— Information supplied —
______

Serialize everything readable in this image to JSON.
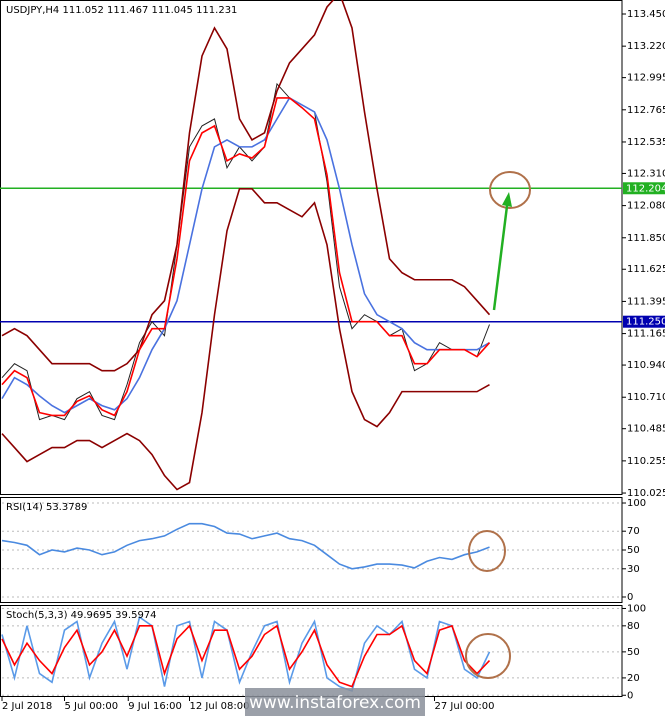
{
  "watermark": "www.instaforex.com",
  "chart_data": [
    {
      "type": "line",
      "title": "USDJPY,H4  111.052 111.467 111.045 111.231",
      "xlim": [
        0,
        49.6
      ],
      "ylim": [
        110.011,
        113.55
      ],
      "yticks": [
        {
          "value": 113.45,
          "label": "113.450"
        },
        {
          "value": 113.22,
          "label": "113.220"
        },
        112.995,
        112.765,
        112.535,
        {
          "value": 112.31,
          "label": "112.310"
        },
        {
          "value": 112.08,
          "label": "112.080"
        },
        {
          "value": 111.85,
          "label": "111.850"
        },
        111.625,
        111.395,
        111.165,
        {
          "value": 110.94,
          "label": "110.940"
        },
        {
          "value": 110.71,
          "label": "110.710"
        },
        110.485,
        110.255,
        {
          "value": 110.025,
          "label": "110.025"
        }
      ],
      "levels": [
        {
          "value": 112.204,
          "label": "112.204",
          "color": "#22b022"
        },
        {
          "value": 111.25,
          "label": "111.250",
          "color": "#0000b0"
        }
      ],
      "series": [
        {
          "name": "Close",
          "color": "#222222",
          "values": [
            110.85,
            110.95,
            110.9,
            110.55,
            110.58,
            110.55,
            110.7,
            110.75,
            110.58,
            110.55,
            110.8,
            111.1,
            111.25,
            111.15,
            111.8,
            112.5,
            112.65,
            112.7,
            112.35,
            112.5,
            112.4,
            112.5,
            112.95,
            112.85,
            112.8,
            112.75,
            112.25,
            111.5,
            111.2,
            111.3,
            111.25,
            111.15,
            111.2,
            110.9,
            110.95,
            111.1,
            111.05,
            111.05,
            111.0,
            111.23
          ]
        },
        {
          "name": "Upper band",
          "color": "#8b0000",
          "values": [
            111.15,
            111.2,
            111.15,
            111.05,
            110.95,
            110.95,
            110.95,
            110.95,
            110.9,
            110.9,
            110.95,
            111.05,
            111.3,
            111.4,
            111.8,
            112.6,
            113.15,
            113.35,
            113.2,
            112.7,
            112.55,
            112.6,
            112.9,
            113.1,
            113.2,
            113.3,
            113.5,
            113.6,
            113.35,
            112.75,
            112.2,
            111.7,
            111.6,
            111.55,
            111.55,
            111.55,
            111.55,
            111.5,
            111.4,
            111.3
          ]
        },
        {
          "name": "Lower band",
          "color": "#8b0000",
          "values": [
            110.45,
            110.35,
            110.25,
            110.3,
            110.35,
            110.35,
            110.4,
            110.4,
            110.35,
            110.4,
            110.45,
            110.4,
            110.3,
            110.15,
            110.05,
            110.1,
            110.6,
            111.3,
            111.9,
            112.2,
            112.2,
            112.1,
            112.1,
            112.05,
            112.0,
            112.1,
            111.8,
            111.2,
            110.75,
            110.55,
            110.5,
            110.6,
            110.75,
            110.75,
            110.75,
            110.75,
            110.75,
            110.75,
            110.75,
            110.8
          ]
        },
        {
          "name": "MA slow",
          "color": "#4a72e0",
          "values": [
            110.7,
            110.85,
            110.8,
            110.72,
            110.65,
            110.6,
            110.65,
            110.7,
            110.65,
            110.62,
            110.7,
            110.85,
            111.05,
            111.2,
            111.4,
            111.8,
            112.2,
            112.5,
            112.55,
            112.5,
            112.5,
            112.55,
            112.7,
            112.85,
            112.8,
            112.75,
            112.55,
            112.2,
            111.8,
            111.45,
            111.3,
            111.25,
            111.2,
            111.1,
            111.05,
            111.05,
            111.05,
            111.05,
            111.05,
            111.1
          ]
        },
        {
          "name": "MA fast",
          "color": "#ff0000",
          "values": [
            110.8,
            110.9,
            110.85,
            110.6,
            110.58,
            110.58,
            110.68,
            110.72,
            110.62,
            110.58,
            110.75,
            111.05,
            111.2,
            111.2,
            111.7,
            112.4,
            112.6,
            112.65,
            112.4,
            112.45,
            112.42,
            112.5,
            112.85,
            112.85,
            112.78,
            112.7,
            112.3,
            111.6,
            111.25,
            111.25,
            111.25,
            111.15,
            111.15,
            110.95,
            110.95,
            111.05,
            111.05,
            111.05,
            111.0,
            111.1
          ]
        }
      ]
    },
    {
      "type": "line",
      "title": "RSI(14) 53.3789",
      "xlim": [
        0,
        49.6
      ],
      "ylim": [
        -6.4,
        106.4
      ],
      "yticks": [
        100,
        70,
        50,
        30,
        0
      ],
      "series": [
        {
          "name": "RSI",
          "color": "#4a8ae0",
          "values": [
            60,
            58,
            55,
            45,
            50,
            48,
            52,
            50,
            45,
            48,
            55,
            60,
            62,
            65,
            72,
            78,
            78,
            75,
            68,
            67,
            62,
            65,
            68,
            62,
            60,
            55,
            45,
            35,
            30,
            32,
            35,
            35,
            34,
            31,
            38,
            42,
            40,
            45,
            48,
            53
          ]
        }
      ]
    },
    {
      "type": "line",
      "title": "Stoch(5,3,3) 49.9695 39.5974",
      "xlim": [
        0,
        49.6
      ],
      "ylim": [
        -2,
        104
      ],
      "yticks": [
        100,
        80,
        50,
        20,
        0
      ],
      "xticks": [
        {
          "value": 0,
          "label": "2 Jul 2018"
        },
        {
          "value": 5,
          "label": "5 Jul 00:00"
        },
        {
          "value": 10.1,
          "label": "9 Jul 16:00"
        },
        {
          "value": 15,
          "label": "12 Jul 08:00"
        },
        {
          "value": 34.6,
          "label": "27 Jul 00:00"
        }
      ],
      "series": [
        {
          "name": "Main",
          "color": "#5a9ae8",
          "values": [
            70,
            20,
            80,
            25,
            15,
            75,
            85,
            20,
            60,
            85,
            30,
            90,
            80,
            10,
            80,
            85,
            20,
            85,
            75,
            15,
            50,
            80,
            85,
            15,
            60,
            85,
            20,
            10,
            5,
            60,
            80,
            70,
            85,
            30,
            20,
            85,
            80,
            30,
            20,
            50
          ]
        },
        {
          "name": "Signal",
          "color": "#ff0000",
          "values": [
            65,
            35,
            60,
            40,
            25,
            55,
            75,
            35,
            50,
            75,
            45,
            80,
            80,
            25,
            65,
            80,
            40,
            75,
            75,
            30,
            45,
            70,
            80,
            30,
            50,
            75,
            35,
            15,
            10,
            45,
            70,
            70,
            80,
            40,
            25,
            75,
            80,
            40,
            25,
            40
          ]
        }
      ]
    }
  ]
}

______

Write down the number of lines where the word "color" appears, and nothing further.

10